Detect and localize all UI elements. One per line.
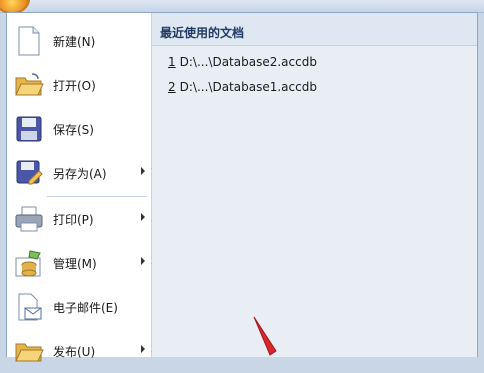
menu-item-label: 打印(P)	[53, 212, 94, 227]
recent-file-path: D:\...\Database1.accdb	[179, 80, 317, 94]
menu-item-open[interactable]: 打开(O)	[7, 63, 151, 107]
annotation-arrow-icon	[253, 316, 277, 356]
recent-documents-title: 最近使用的文档	[160, 26, 245, 40]
menu-item-print[interactable]: 打印(P)	[7, 197, 151, 241]
submenu-arrow-icon	[141, 257, 145, 265]
recent-documents-pane: 最近使用的文档 1 D:\...\Database2.accdb 2 D:\...\…	[152, 13, 477, 357]
menu-item-publish[interactable]: 发布(U)	[7, 329, 151, 373]
recent-file-number: 1	[168, 55, 176, 69]
command-list: 新建(N) 打开(O) 保存(S) 另存为(A) 打印(P) 管理(M) 电子邮…	[7, 13, 152, 362]
menu-item-manage[interactable]: 管理(M)	[7, 241, 151, 285]
manage-database-icon	[13, 247, 45, 279]
menu-item-save[interactable]: 保存(S)	[7, 107, 151, 151]
menu-item-label: 保存(S)	[53, 122, 94, 137]
menu-item-label: 打开(O)	[53, 78, 96, 93]
recent-file-path: D:\...\Database2.accdb	[179, 55, 317, 69]
publish-folder-icon	[13, 335, 45, 367]
menu-item-label: 另存为(A)	[53, 166, 107, 181]
submenu-arrow-icon	[141, 213, 145, 221]
open-folder-icon	[13, 69, 45, 101]
menu-item-email[interactable]: 电子邮件(E)	[7, 285, 151, 329]
office-menu: 新建(N) 打开(O) 保存(S) 另存为(A) 打印(P) 管理(M) 电子邮…	[6, 12, 478, 362]
save-as-icon	[13, 157, 45, 189]
printer-icon	[13, 203, 45, 235]
recent-file-2[interactable]: 2 D:\...\Database1.accdb	[168, 80, 317, 94]
menu-item-label: 发布(U)	[53, 344, 96, 359]
recent-file-number: 2	[168, 80, 176, 94]
save-disk-icon	[13, 113, 45, 145]
menu-item-label: 管理(M)	[53, 256, 97, 271]
submenu-arrow-icon	[141, 167, 145, 175]
email-icon	[13, 291, 45, 323]
recent-file-1[interactable]: 1 D:\...\Database2.accdb	[168, 55, 317, 69]
menu-item-new[interactable]: 新建(N)	[7, 19, 151, 63]
recent-documents-header: 最近使用的文档	[152, 13, 477, 46]
submenu-arrow-icon	[141, 345, 145, 353]
menu-item-save-as[interactable]: 另存为(A)	[7, 151, 151, 195]
new-document-icon	[13, 25, 45, 57]
menu-item-label: 电子邮件(E)	[53, 300, 118, 315]
menu-item-label: 新建(N)	[53, 34, 96, 49]
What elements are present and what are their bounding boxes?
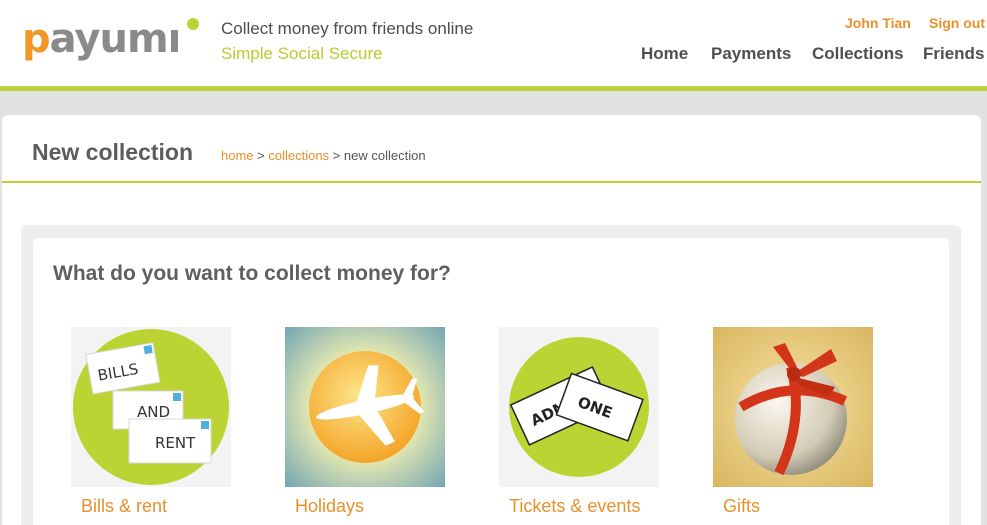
category-question: What do you want to collect money for? xyxy=(53,262,451,285)
category-bills-rent[interactable]: BILLS AND RENT Bills & rent xyxy=(71,327,231,525)
nav-payments[interactable]: Payments xyxy=(711,44,791,64)
breadcrumb-home[interactable]: home xyxy=(221,148,254,163)
nav-home[interactable]: Home xyxy=(641,44,688,64)
breadcrumb: home > collections > new collection xyxy=(221,148,426,163)
title-divider xyxy=(2,181,981,183)
page-title: New collection xyxy=(32,139,194,165)
category-label: Holidays xyxy=(295,496,365,516)
breadcrumb-current: new collection xyxy=(343,148,426,163)
payumi-logo[interactable]: payumı xyxy=(22,18,202,70)
rent-art-text: RENT xyxy=(155,434,196,452)
category-label: Tickets & events xyxy=(509,496,641,516)
header-divider xyxy=(0,86,987,91)
ticket-icon: ADMIT ONE xyxy=(499,327,659,487)
sign-out-link[interactable]: Sign out xyxy=(929,15,985,31)
bills-icon: BILLS AND RENT xyxy=(71,327,231,487)
nav-collections[interactable]: Collections xyxy=(812,44,904,64)
slogan: Simple Social Secure xyxy=(221,44,383,63)
site-header: payumı Collect money from friends online… xyxy=(0,0,987,86)
category-tickets-events[interactable]: ADMIT ONE Tickets & events xyxy=(499,327,659,525)
breadcrumb-separator: > xyxy=(253,148,269,163)
breadcrumb-separator: > xyxy=(329,148,344,163)
airplane-icon xyxy=(285,327,445,487)
tagline: Collect money from friends online xyxy=(221,19,474,38)
category-label: Bills & rent xyxy=(81,496,168,516)
category-holidays[interactable]: Holidays xyxy=(285,327,445,525)
breadcrumb-collections[interactable]: collections xyxy=(268,148,329,163)
and-art-text: AND xyxy=(137,403,170,421)
category-label: Gifts xyxy=(723,496,761,516)
category-gifts[interactable]: Gifts xyxy=(713,327,873,525)
svg-text:payumı: payumı xyxy=(22,18,180,62)
nav-friends[interactable]: Friends xyxy=(923,44,984,64)
user-name-link[interactable]: John Tian xyxy=(845,15,911,31)
gift-icon xyxy=(713,327,873,487)
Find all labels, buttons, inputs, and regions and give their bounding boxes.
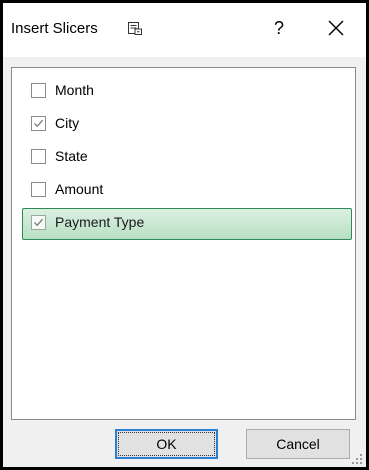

What to work on: Extract every line in the listing above that contains the string "save".

Correct output:
menu-item-save[interactable]: 保存(S)	[7, 107, 151, 151]
save-as-icon	[13, 157, 45, 189]
save-disk-icon	[13, 113, 45, 145]
menu-item-save-as[interactable]: 另存为(A)	[7, 151, 151, 195]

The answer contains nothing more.